§ TASK TO COMPLETE: Exactly repeat the material, dropping every picture from the copy.

## Start DATA FOR THIS EXERCISE

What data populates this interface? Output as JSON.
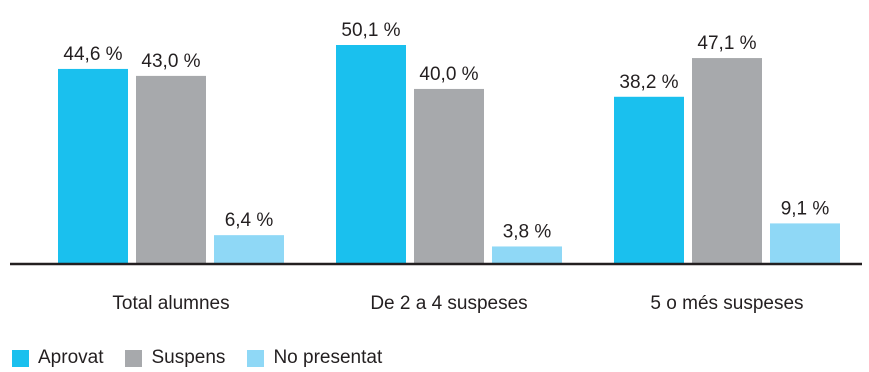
{
  "chart_data": {
    "type": "bar",
    "categories": [
      "Total alumnes",
      "De 2 a 4 suspeses",
      "5 o més suspeses"
    ],
    "series": [
      {
        "name": "Aprovat",
        "values": [
          44.6,
          50.1,
          38.2
        ],
        "labels": [
          "44,6 %",
          "50,1 %",
          "38,2 %"
        ],
        "color": "#1ac0ee"
      },
      {
        "name": "Suspens",
        "values": [
          43.0,
          40.0,
          47.1
        ],
        "labels": [
          "43,0 %",
          "40,0 %",
          "47,1 %"
        ],
        "color": "#a7a9ac"
      },
      {
        "name": "No presentat",
        "values": [
          6.4,
          3.8,
          9.1
        ],
        "labels": [
          "6,4 %",
          "3,8 %",
          "9,1 %"
        ],
        "color": "#8fd8f6"
      }
    ],
    "title": "",
    "xlabel": "",
    "ylabel": "",
    "ylim": [
      0,
      50.1
    ],
    "grid": false,
    "legend_position": "bottom-left"
  }
}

## End DATA FOR THIS EXERCISE

§ ANSWER TO THIS TASK:
What data populates this interface? Output as JSON.
{
  "chart_data": {
    "type": "bar",
    "categories": [
      "Total alumnes",
      "De 2 a 4 suspeses",
      "5 o més suspeses"
    ],
    "series": [
      {
        "name": "Aprovat",
        "values": [
          44.6,
          50.1,
          38.2
        ],
        "labels": [
          "44,6 %",
          "50,1 %",
          "38,2 %"
        ],
        "color": "#1ac0ee"
      },
      {
        "name": "Suspens",
        "values": [
          43.0,
          40.0,
          47.1
        ],
        "labels": [
          "43,0 %",
          "40,0 %",
          "47,1 %"
        ],
        "color": "#a7a9ac"
      },
      {
        "name": "No presentat",
        "values": [
          6.4,
          3.8,
          9.1
        ],
        "labels": [
          "6,4 %",
          "3,8 %",
          "9,1 %"
        ],
        "color": "#8fd8f6"
      }
    ],
    "title": "",
    "xlabel": "",
    "ylabel": "",
    "ylim": [
      0,
      50.1
    ],
    "grid": false,
    "legend_position": "bottom-left"
  }
}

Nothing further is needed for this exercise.